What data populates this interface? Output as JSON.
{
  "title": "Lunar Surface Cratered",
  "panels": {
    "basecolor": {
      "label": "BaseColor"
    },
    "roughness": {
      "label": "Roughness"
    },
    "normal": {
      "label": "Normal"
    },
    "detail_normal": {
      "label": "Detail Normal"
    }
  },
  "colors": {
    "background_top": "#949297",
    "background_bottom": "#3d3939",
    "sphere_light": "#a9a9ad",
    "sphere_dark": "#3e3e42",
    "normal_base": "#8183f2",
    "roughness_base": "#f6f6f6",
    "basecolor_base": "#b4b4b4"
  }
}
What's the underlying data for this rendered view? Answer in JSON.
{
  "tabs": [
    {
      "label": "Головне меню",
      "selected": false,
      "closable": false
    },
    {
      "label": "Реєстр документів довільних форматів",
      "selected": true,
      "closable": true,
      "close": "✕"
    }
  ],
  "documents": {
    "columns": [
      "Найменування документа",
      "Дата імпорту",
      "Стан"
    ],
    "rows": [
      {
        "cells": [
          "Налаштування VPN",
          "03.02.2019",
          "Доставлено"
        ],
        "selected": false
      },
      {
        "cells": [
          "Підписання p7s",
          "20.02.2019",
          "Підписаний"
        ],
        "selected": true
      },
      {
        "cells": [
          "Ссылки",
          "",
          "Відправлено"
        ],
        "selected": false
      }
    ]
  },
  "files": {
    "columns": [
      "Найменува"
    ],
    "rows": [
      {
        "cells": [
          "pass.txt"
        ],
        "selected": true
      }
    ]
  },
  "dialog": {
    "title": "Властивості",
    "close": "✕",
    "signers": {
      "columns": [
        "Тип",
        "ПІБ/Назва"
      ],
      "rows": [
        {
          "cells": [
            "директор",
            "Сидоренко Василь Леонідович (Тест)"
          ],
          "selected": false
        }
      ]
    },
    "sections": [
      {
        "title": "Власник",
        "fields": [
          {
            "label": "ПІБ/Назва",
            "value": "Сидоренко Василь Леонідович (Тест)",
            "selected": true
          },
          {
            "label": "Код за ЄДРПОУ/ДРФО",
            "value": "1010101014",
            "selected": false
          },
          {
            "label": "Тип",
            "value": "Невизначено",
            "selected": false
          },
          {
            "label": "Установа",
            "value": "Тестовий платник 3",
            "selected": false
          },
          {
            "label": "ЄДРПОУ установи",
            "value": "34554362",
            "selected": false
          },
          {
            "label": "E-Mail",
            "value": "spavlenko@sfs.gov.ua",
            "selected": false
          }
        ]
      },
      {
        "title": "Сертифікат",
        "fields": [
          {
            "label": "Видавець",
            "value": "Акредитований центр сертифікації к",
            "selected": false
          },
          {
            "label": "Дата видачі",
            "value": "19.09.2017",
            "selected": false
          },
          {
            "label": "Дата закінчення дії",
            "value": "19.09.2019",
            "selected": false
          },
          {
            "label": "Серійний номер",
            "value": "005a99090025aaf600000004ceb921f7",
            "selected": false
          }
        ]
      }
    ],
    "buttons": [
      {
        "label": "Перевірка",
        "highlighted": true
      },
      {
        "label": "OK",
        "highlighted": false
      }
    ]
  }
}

++++++++++

> [PROMPT] Using the listing above, retype each line exactly.

> [ANSWER FOR THIS EXERCISE]
What data populates this interface? Output as JSON.
{
  "title": "Lunar Surface Cratered",
  "panels": {
    "basecolor": {
      "label": "BaseColor"
    },
    "roughness": {
      "label": "Roughness"
    },
    "normal": {
      "label": "Normal"
    },
    "detail_normal": {
      "label": "Detail Normal"
    }
  },
  "colors": {
    "background_top": "#949297",
    "background_bottom": "#3d3939",
    "sphere_light": "#a9a9ad",
    "sphere_dark": "#3e3e42",
    "normal_base": "#8183f2",
    "roughness_base": "#f6f6f6",
    "basecolor_base": "#b4b4b4"
  }
}
What's the underlying data for this rendered view? Answer in JSON.
{
  "tabs": [
    {
      "label": "Головне меню",
      "selected": false,
      "closable": false
    },
    {
      "label": "Реєстр документів довільних форматів",
      "selected": true,
      "closable": true,
      "close": "✕"
    }
  ],
  "documents": {
    "columns": [
      "Найменування документа",
      "Дата імпорту",
      "Стан"
    ],
    "rows": [
      {
        "cells": [
          "Налаштування VPN",
          "03.02.2019",
          "Доставлено"
        ],
        "selected": false
      },
      {
        "cells": [
          "Підписання p7s",
          "20.02.2019",
          "Підписаний"
        ],
        "selected": true
      },
      {
        "cells": [
          "Ссылки",
          "",
          "Відправлено"
        ],
        "selected": false
      }
    ]
  },
  "files": {
    "columns": [
      "Найменува"
    ],
    "rows": [
      {
        "cells": [
          "pass.txt"
        ],
        "selected": true
      }
    ]
  },
  "dialog": {
    "title": "Властивості",
    "close": "✕",
    "signers": {
      "columns": [
        "Тип",
        "ПІБ/Назва"
      ],
      "rows": [
        {
          "cells": [
            "директор",
            "Сидоренко Василь Леонідович (Тест)"
          ],
          "selected": false
        }
      ]
    },
    "sections": [
      {
        "title": "Власник",
        "fields": [
          {
            "label": "ПІБ/Назва",
            "value": "Сидоренко Василь Леонідович (Тест)",
            "selected": true
          },
          {
            "label": "Код за ЄДРПОУ/ДРФО",
            "value": "1010101014",
            "selected": false
          },
          {
            "label": "Тип",
            "value": "Невизначено",
            "selected": false
          },
          {
            "label": "Установа",
            "value": "Тестовий платник 3",
            "selected": false
          },
          {
            "label": "ЄДРПОУ установи",
            "value": "34554362",
            "selected": false
          },
          {
            "label": "E-Mail",
            "value": "spavlenko@sfs.gov.ua",
            "selected": false
          }
        ]
      },
      {
        "title": "Сертифікат",
        "fields": [
          {
            "label": "Видавець",
            "value": "Акредитований центр сертифікації к",
            "selected": false
          },
          {
            "label": "Дата видачі",
            "value": "19.09.2017",
            "selected": false
          },
          {
            "label": "Дата закінчення дії",
            "value": "19.09.2019",
            "selected": false
          },
          {
            "label": "Серійний номер",
            "value": "005a99090025aaf600000004ceb921f7",
            "selected": false
          }
        ]
      }
    ],
    "buttons": [
      {
        "label": "Перевірка",
        "highlighted": true
      },
      {
        "label": "OK",
        "highlighted": false
      }
    ]
  }
}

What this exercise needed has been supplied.